[BEGIN Entries supplied]

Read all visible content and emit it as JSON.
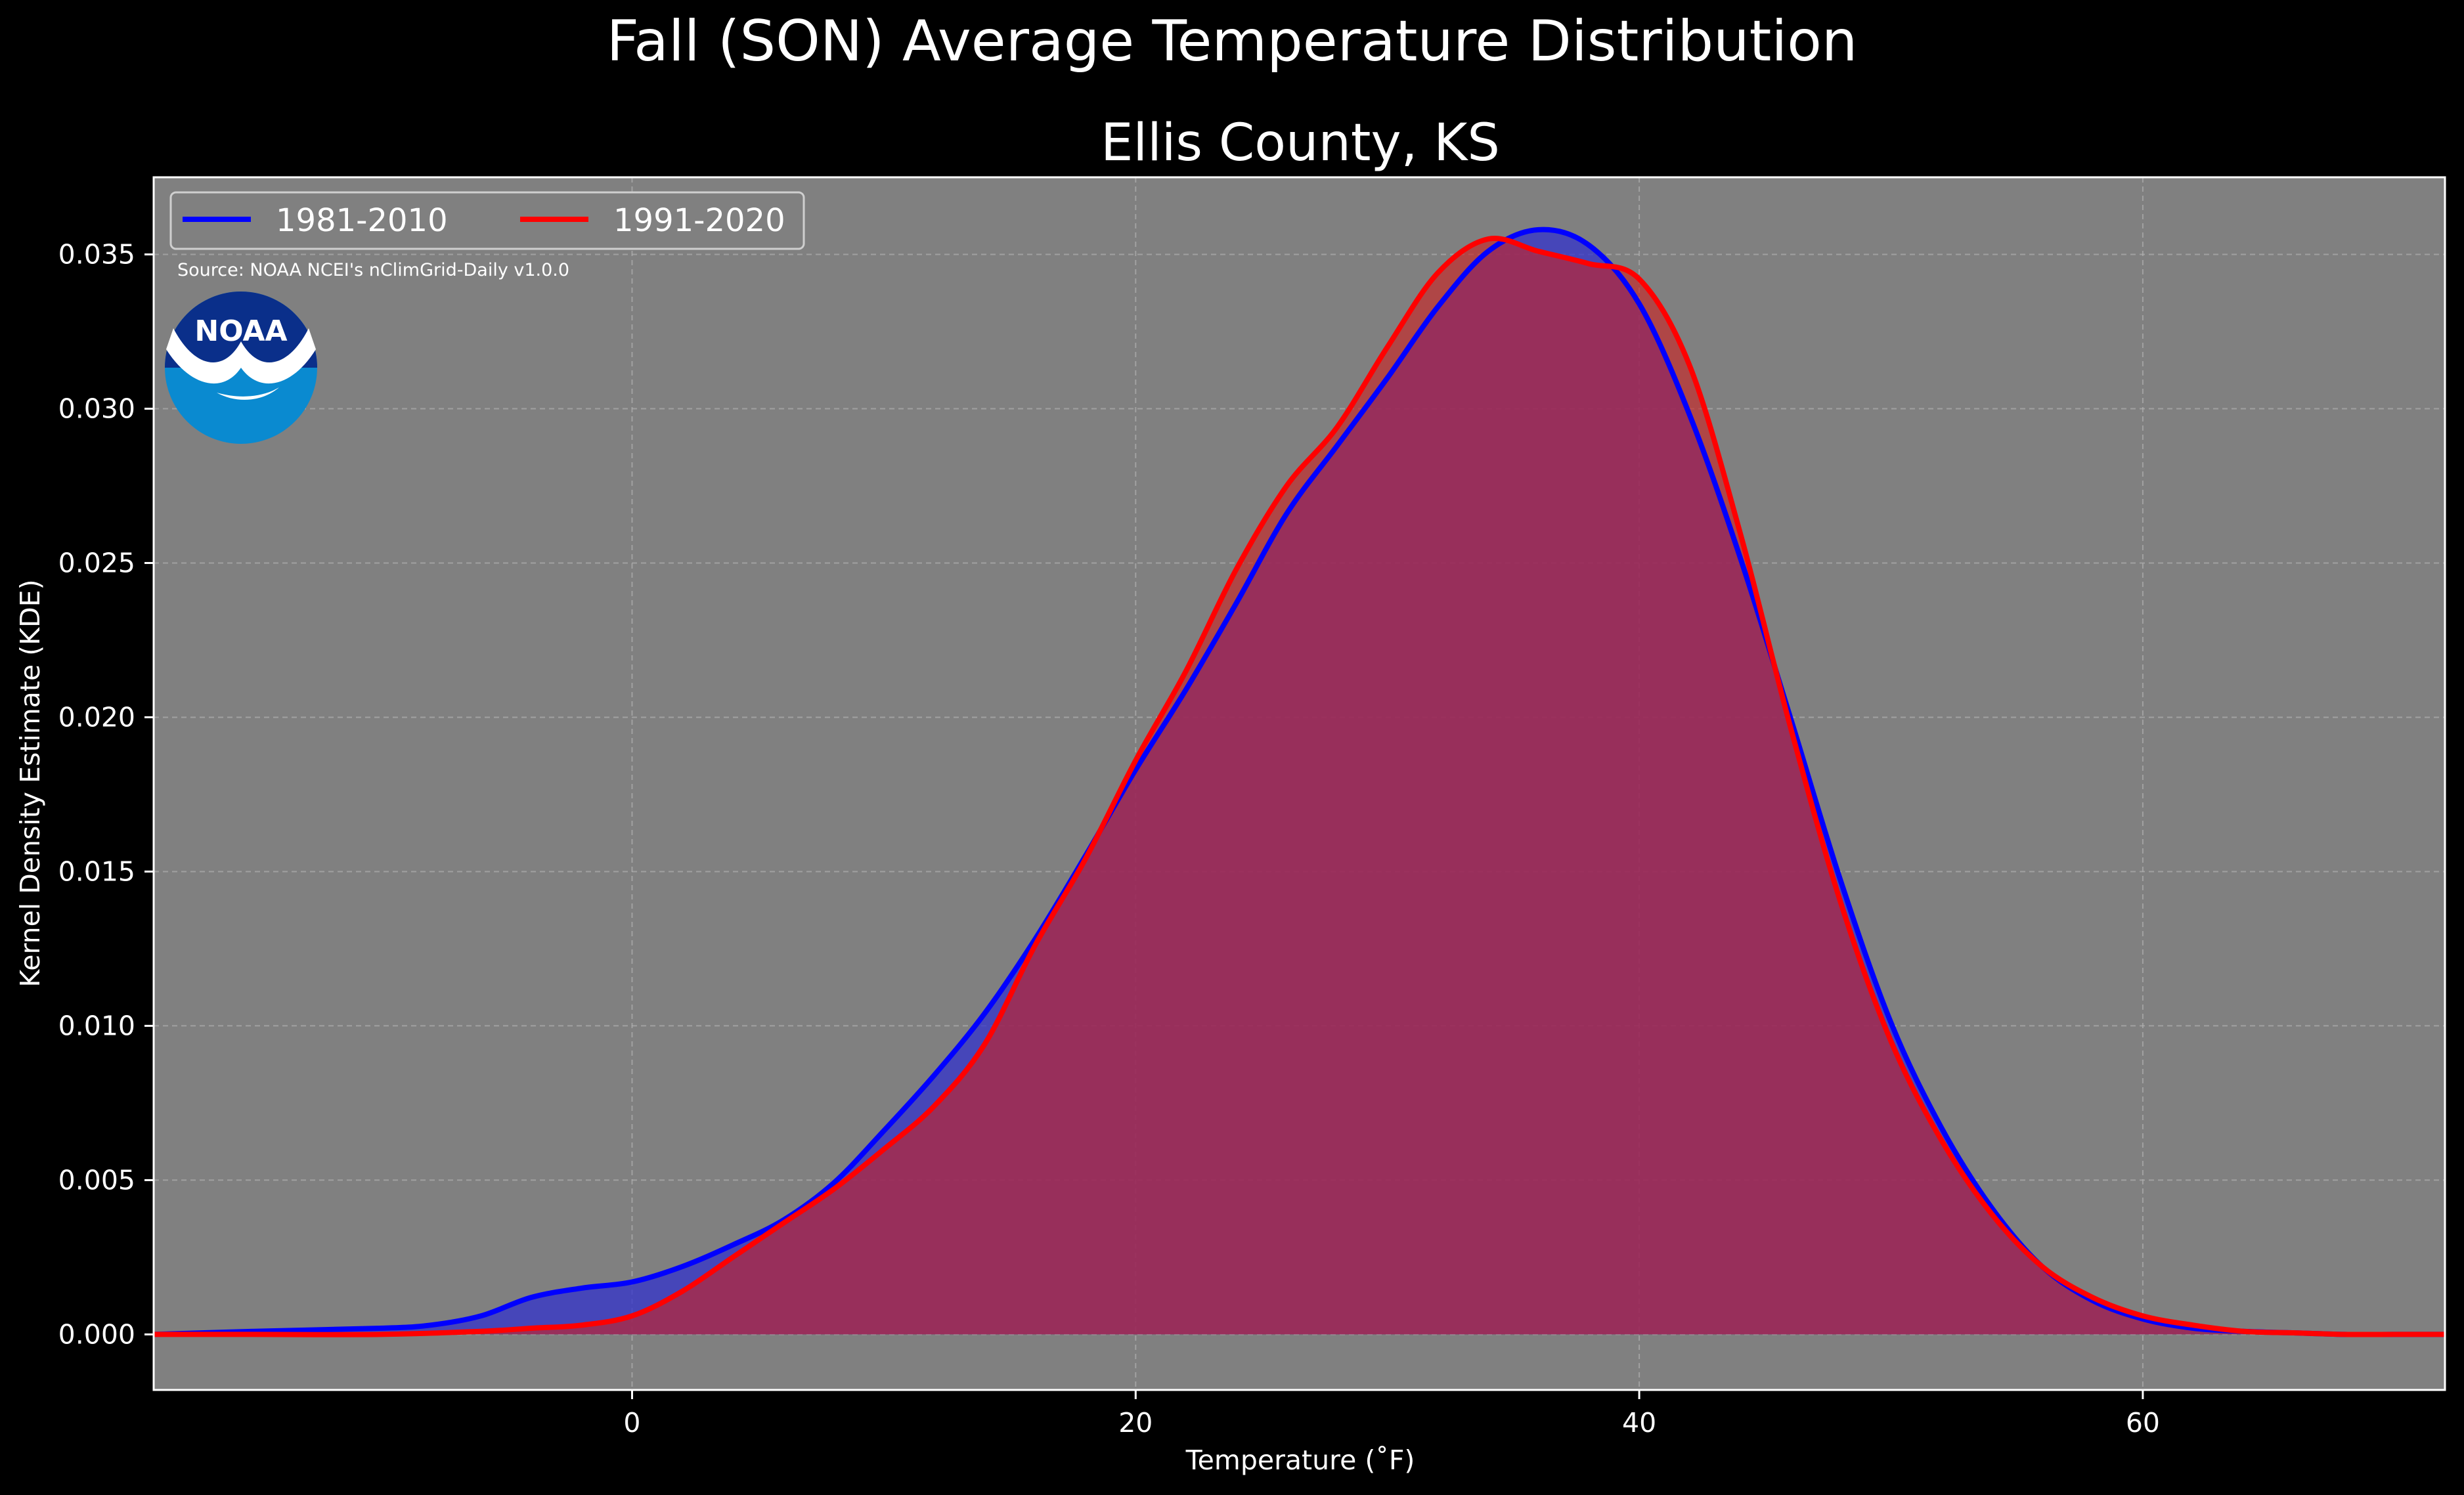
{
  "chart_data": {
    "type": "area",
    "title": "Fall (SON) Average Temperature Distribution",
    "subtitle": "Ellis County, KS",
    "xlabel": "Temperature (˚F)",
    "ylabel": "Kernel Density Estimate (KDE)",
    "xlim": [
      -19,
      72
    ],
    "ylim": [
      -0.0018,
      0.0375
    ],
    "xticks": [
      0,
      20,
      40,
      60
    ],
    "yticks": [
      0.0,
      0.005,
      0.01,
      0.015,
      0.02,
      0.025,
      0.03,
      0.035
    ],
    "ytick_labels": [
      "0.000",
      "0.005",
      "0.010",
      "0.015",
      "0.020",
      "0.025",
      "0.030",
      "0.035"
    ],
    "grid": true,
    "legend_placement": "top-left",
    "source_note": "Source: NOAA NCEI's nClimGrid-Daily v1.0.0",
    "logo_text": "NOAA",
    "colors": {
      "figure_bg": "#000000",
      "axes_bg": "#808080",
      "grid": "#b0b0b0",
      "overlap_fill": "#9b1f5e"
    },
    "series": [
      {
        "name": "1981-2010",
        "color": "#0000ff",
        "fill": "#3333cc",
        "x": [
          -19,
          -15,
          -10,
          -8,
          -6,
          -4,
          -2,
          0,
          2,
          4,
          6,
          8,
          10,
          12,
          14,
          16,
          18,
          20,
          22,
          24,
          26,
          28,
          30,
          32,
          34,
          36,
          38,
          40,
          42,
          44,
          46,
          48,
          50,
          52,
          54,
          56,
          58,
          60,
          62,
          64,
          66,
          68,
          70,
          72
        ],
        "values": [
          0.0,
          0.0001,
          0.0002,
          0.0003,
          0.0006,
          0.0012,
          0.0015,
          0.0017,
          0.0022,
          0.0029,
          0.0037,
          0.0049,
          0.0066,
          0.0084,
          0.0104,
          0.0128,
          0.0155,
          0.0183,
          0.0209,
          0.0237,
          0.0266,
          0.0288,
          0.031,
          0.0333,
          0.0351,
          0.0358,
          0.0353,
          0.0334,
          0.0298,
          0.0252,
          0.02,
          0.0147,
          0.0101,
          0.0067,
          0.0041,
          0.0022,
          0.0011,
          0.0005,
          0.0002,
          0.0001,
          5e-05,
          0.0,
          0.0,
          0.0
        ]
      },
      {
        "name": "1991-2020",
        "color": "#ff0000",
        "fill": "#cc2222",
        "x": [
          -19,
          -15,
          -10,
          -6,
          -4,
          -2,
          0,
          2,
          4,
          6,
          8,
          10,
          12,
          14,
          16,
          18,
          20,
          22,
          24,
          26,
          28,
          30,
          32,
          34,
          36,
          38,
          40,
          42,
          44,
          46,
          48,
          50,
          52,
          54,
          56,
          58,
          60,
          62,
          64,
          66,
          68,
          70,
          72
        ],
        "values": [
          0.0,
          0.0,
          0.0,
          0.0001,
          0.0002,
          0.0003,
          0.0006,
          0.0014,
          0.0025,
          0.0036,
          0.0047,
          0.006,
          0.0074,
          0.0094,
          0.0126,
          0.0154,
          0.0186,
          0.0215,
          0.0248,
          0.0275,
          0.0294,
          0.032,
          0.0344,
          0.0355,
          0.0351,
          0.0347,
          0.0342,
          0.0314,
          0.026,
          0.0197,
          0.014,
          0.0095,
          0.0063,
          0.0039,
          0.0022,
          0.0012,
          0.0006,
          0.0003,
          0.0001,
          5e-05,
          0.0,
          0.0,
          0.0
        ]
      }
    ]
  }
}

[END Entries supplied]

Repeat the data exactly in full, omitting its pictures.

▸ Written solution
Read all visible content and emit it as JSON.
{
  "chart_data": {
    "type": "area",
    "title": "Fall (SON) Average Temperature Distribution",
    "subtitle": "Ellis County, KS",
    "xlabel": "Temperature (˚F)",
    "ylabel": "Kernel Density Estimate (KDE)",
    "xlim": [
      -19,
      72
    ],
    "ylim": [
      -0.0018,
      0.0375
    ],
    "xticks": [
      0,
      20,
      40,
      60
    ],
    "yticks": [
      0.0,
      0.005,
      0.01,
      0.015,
      0.02,
      0.025,
      0.03,
      0.035
    ],
    "ytick_labels": [
      "0.000",
      "0.005",
      "0.010",
      "0.015",
      "0.020",
      "0.025",
      "0.030",
      "0.035"
    ],
    "grid": true,
    "legend_placement": "top-left",
    "source_note": "Source: NOAA NCEI's nClimGrid-Daily v1.0.0",
    "logo_text": "NOAA",
    "colors": {
      "figure_bg": "#000000",
      "axes_bg": "#808080",
      "grid": "#b0b0b0",
      "overlap_fill": "#9b1f5e"
    },
    "series": [
      {
        "name": "1981-2010",
        "color": "#0000ff",
        "fill": "#3333cc",
        "x": [
          -19,
          -15,
          -10,
          -8,
          -6,
          -4,
          -2,
          0,
          2,
          4,
          6,
          8,
          10,
          12,
          14,
          16,
          18,
          20,
          22,
          24,
          26,
          28,
          30,
          32,
          34,
          36,
          38,
          40,
          42,
          44,
          46,
          48,
          50,
          52,
          54,
          56,
          58,
          60,
          62,
          64,
          66,
          68,
          70,
          72
        ],
        "values": [
          0.0,
          0.0001,
          0.0002,
          0.0003,
          0.0006,
          0.0012,
          0.0015,
          0.0017,
          0.0022,
          0.0029,
          0.0037,
          0.0049,
          0.0066,
          0.0084,
          0.0104,
          0.0128,
          0.0155,
          0.0183,
          0.0209,
          0.0237,
          0.0266,
          0.0288,
          0.031,
          0.0333,
          0.0351,
          0.0358,
          0.0353,
          0.0334,
          0.0298,
          0.0252,
          0.02,
          0.0147,
          0.0101,
          0.0067,
          0.0041,
          0.0022,
          0.0011,
          0.0005,
          0.0002,
          0.0001,
          5e-05,
          0.0,
          0.0,
          0.0
        ]
      },
      {
        "name": "1991-2020",
        "color": "#ff0000",
        "fill": "#cc2222",
        "x": [
          -19,
          -15,
          -10,
          -6,
          -4,
          -2,
          0,
          2,
          4,
          6,
          8,
          10,
          12,
          14,
          16,
          18,
          20,
          22,
          24,
          26,
          28,
          30,
          32,
          34,
          36,
          38,
          40,
          42,
          44,
          46,
          48,
          50,
          52,
          54,
          56,
          58,
          60,
          62,
          64,
          66,
          68,
          70,
          72
        ],
        "values": [
          0.0,
          0.0,
          0.0,
          0.0001,
          0.0002,
          0.0003,
          0.0006,
          0.0014,
          0.0025,
          0.0036,
          0.0047,
          0.006,
          0.0074,
          0.0094,
          0.0126,
          0.0154,
          0.0186,
          0.0215,
          0.0248,
          0.0275,
          0.0294,
          0.032,
          0.0344,
          0.0355,
          0.0351,
          0.0347,
          0.0342,
          0.0314,
          0.026,
          0.0197,
          0.014,
          0.0095,
          0.0063,
          0.0039,
          0.0022,
          0.0012,
          0.0006,
          0.0003,
          0.0001,
          5e-05,
          0.0,
          0.0,
          0.0
        ]
      }
    ]
  }
}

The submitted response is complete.